* _The request_: Retype the data below without altering anything.

******

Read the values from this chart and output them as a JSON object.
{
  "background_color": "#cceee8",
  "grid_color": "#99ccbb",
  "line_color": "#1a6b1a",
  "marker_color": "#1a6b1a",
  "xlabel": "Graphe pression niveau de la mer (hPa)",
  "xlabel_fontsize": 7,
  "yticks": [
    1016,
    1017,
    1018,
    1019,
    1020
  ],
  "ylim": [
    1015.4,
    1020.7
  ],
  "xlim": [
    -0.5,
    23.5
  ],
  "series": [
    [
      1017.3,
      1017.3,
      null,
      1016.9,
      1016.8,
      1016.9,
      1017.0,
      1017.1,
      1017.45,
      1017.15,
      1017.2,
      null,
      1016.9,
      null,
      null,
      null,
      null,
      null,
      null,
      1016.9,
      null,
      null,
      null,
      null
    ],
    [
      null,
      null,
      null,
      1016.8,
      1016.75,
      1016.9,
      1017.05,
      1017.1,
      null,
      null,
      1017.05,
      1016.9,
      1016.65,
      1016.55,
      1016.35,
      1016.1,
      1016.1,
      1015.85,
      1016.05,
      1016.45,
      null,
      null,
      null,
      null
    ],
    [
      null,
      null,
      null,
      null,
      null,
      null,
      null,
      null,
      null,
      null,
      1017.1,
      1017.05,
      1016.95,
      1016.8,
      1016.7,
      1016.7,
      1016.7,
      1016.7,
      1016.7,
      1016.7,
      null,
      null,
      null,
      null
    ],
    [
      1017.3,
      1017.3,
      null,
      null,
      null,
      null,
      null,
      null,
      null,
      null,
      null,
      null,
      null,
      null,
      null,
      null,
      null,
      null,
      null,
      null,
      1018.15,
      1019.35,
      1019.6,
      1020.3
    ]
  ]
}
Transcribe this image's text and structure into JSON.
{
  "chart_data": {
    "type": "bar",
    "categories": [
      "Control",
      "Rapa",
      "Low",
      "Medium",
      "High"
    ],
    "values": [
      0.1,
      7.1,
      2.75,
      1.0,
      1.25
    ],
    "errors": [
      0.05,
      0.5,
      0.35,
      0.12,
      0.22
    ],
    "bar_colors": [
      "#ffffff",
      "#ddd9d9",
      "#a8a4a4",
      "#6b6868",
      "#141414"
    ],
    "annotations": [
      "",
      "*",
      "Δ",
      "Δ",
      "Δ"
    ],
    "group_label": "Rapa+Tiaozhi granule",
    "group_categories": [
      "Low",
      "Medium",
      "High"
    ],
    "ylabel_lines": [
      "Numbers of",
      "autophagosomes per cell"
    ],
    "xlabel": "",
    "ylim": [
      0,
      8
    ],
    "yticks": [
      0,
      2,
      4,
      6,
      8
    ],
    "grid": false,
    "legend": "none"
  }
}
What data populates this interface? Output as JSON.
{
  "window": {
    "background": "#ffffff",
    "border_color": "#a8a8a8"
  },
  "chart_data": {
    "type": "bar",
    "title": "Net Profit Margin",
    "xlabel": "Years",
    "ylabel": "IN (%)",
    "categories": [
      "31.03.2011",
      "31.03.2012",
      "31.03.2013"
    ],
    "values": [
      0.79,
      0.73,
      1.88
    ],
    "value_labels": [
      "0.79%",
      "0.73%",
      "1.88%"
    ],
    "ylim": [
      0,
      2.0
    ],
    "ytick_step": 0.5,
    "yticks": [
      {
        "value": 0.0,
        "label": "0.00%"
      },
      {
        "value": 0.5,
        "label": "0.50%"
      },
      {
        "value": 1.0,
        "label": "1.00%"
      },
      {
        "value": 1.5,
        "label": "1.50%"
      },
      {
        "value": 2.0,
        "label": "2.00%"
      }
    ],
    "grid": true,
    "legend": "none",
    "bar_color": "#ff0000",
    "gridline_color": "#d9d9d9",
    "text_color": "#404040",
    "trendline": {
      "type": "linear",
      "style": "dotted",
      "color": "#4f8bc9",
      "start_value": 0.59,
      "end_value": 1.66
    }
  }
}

******

* _Worked solution_:
Read the values from this chart and output them as a JSON object.
{
  "background_color": "#cceee8",
  "grid_color": "#99ccbb",
  "line_color": "#1a6b1a",
  "marker_color": "#1a6b1a",
  "xlabel": "Graphe pression niveau de la mer (hPa)",
  "xlabel_fontsize": 7,
  "yticks": [
    1016,
    1017,
    1018,
    1019,
    1020
  ],
  "ylim": [
    1015.4,
    1020.7
  ],
  "xlim": [
    -0.5,
    23.5
  ],
  "series": [
    [
      1017.3,
      1017.3,
      null,
      1016.9,
      1016.8,
      1016.9,
      1017.0,
      1017.1,
      1017.45,
      1017.15,
      1017.2,
      null,
      1016.9,
      null,
      null,
      null,
      null,
      null,
      null,
      1016.9,
      null,
      null,
      null,
      null
    ],
    [
      null,
      null,
      null,
      1016.8,
      1016.75,
      1016.9,
      1017.05,
      1017.1,
      null,
      null,
      1017.05,
      1016.9,
      1016.65,
      1016.55,
      1016.35,
      1016.1,
      1016.1,
      1015.85,
      1016.05,
      1016.45,
      null,
      null,
      null,
      null
    ],
    [
      null,
      null,
      null,
      null,
      null,
      null,
      null,
      null,
      null,
      null,
      1017.1,
      1017.05,
      1016.95,
      1016.8,
      1016.7,
      1016.7,
      1016.7,
      1016.7,
      1016.7,
      1016.7,
      null,
      null,
      null,
      null
    ],
    [
      1017.3,
      1017.3,
      null,
      null,
      null,
      null,
      null,
      null,
      null,
      null,
      null,
      null,
      null,
      null,
      null,
      null,
      null,
      null,
      null,
      null,
      1018.15,
      1019.35,
      1019.6,
      1020.3
    ]
  ]
}
Transcribe this image's text and structure into JSON.
{
  "chart_data": {
    "type": "bar",
    "categories": [
      "Control",
      "Rapa",
      "Low",
      "Medium",
      "High"
    ],
    "values": [
      0.1,
      7.1,
      2.75,
      1.0,
      1.25
    ],
    "errors": [
      0.05,
      0.5,
      0.35,
      0.12,
      0.22
    ],
    "bar_colors": [
      "#ffffff",
      "#ddd9d9",
      "#a8a4a4",
      "#6b6868",
      "#141414"
    ],
    "annotations": [
      "",
      "*",
      "Δ",
      "Δ",
      "Δ"
    ],
    "group_label": "Rapa+Tiaozhi granule",
    "group_categories": [
      "Low",
      "Medium",
      "High"
    ],
    "ylabel_lines": [
      "Numbers of",
      "autophagosomes per cell"
    ],
    "xlabel": "",
    "ylim": [
      0,
      8
    ],
    "yticks": [
      0,
      2,
      4,
      6,
      8
    ],
    "grid": false,
    "legend": "none"
  }
}
What data populates this interface? Output as JSON.
{
  "window": {
    "background": "#ffffff",
    "border_color": "#a8a8a8"
  },
  "chart_data": {
    "type": "bar",
    "title": "Net Profit Margin",
    "xlabel": "Years",
    "ylabel": "IN (%)",
    "categories": [
      "31.03.2011",
      "31.03.2012",
      "31.03.2013"
    ],
    "values": [
      0.79,
      0.73,
      1.88
    ],
    "value_labels": [
      "0.79%",
      "0.73%",
      "1.88%"
    ],
    "ylim": [
      0,
      2.0
    ],
    "ytick_step": 0.5,
    "yticks": [
      {
        "value": 0.0,
        "label": "0.00%"
      },
      {
        "value": 0.5,
        "label": "0.50%"
      },
      {
        "value": 1.0,
        "label": "1.00%"
      },
      {
        "value": 1.5,
        "label": "1.50%"
      },
      {
        "value": 2.0,
        "label": "2.00%"
      }
    ],
    "grid": true,
    "legend": "none",
    "bar_color": "#ff0000",
    "gridline_color": "#d9d9d9",
    "text_color": "#404040",
    "trendline": {
      "type": "linear",
      "style": "dotted",
      "color": "#4f8bc9",
      "start_value": 0.59,
      "end_value": 1.66
    }
  }
}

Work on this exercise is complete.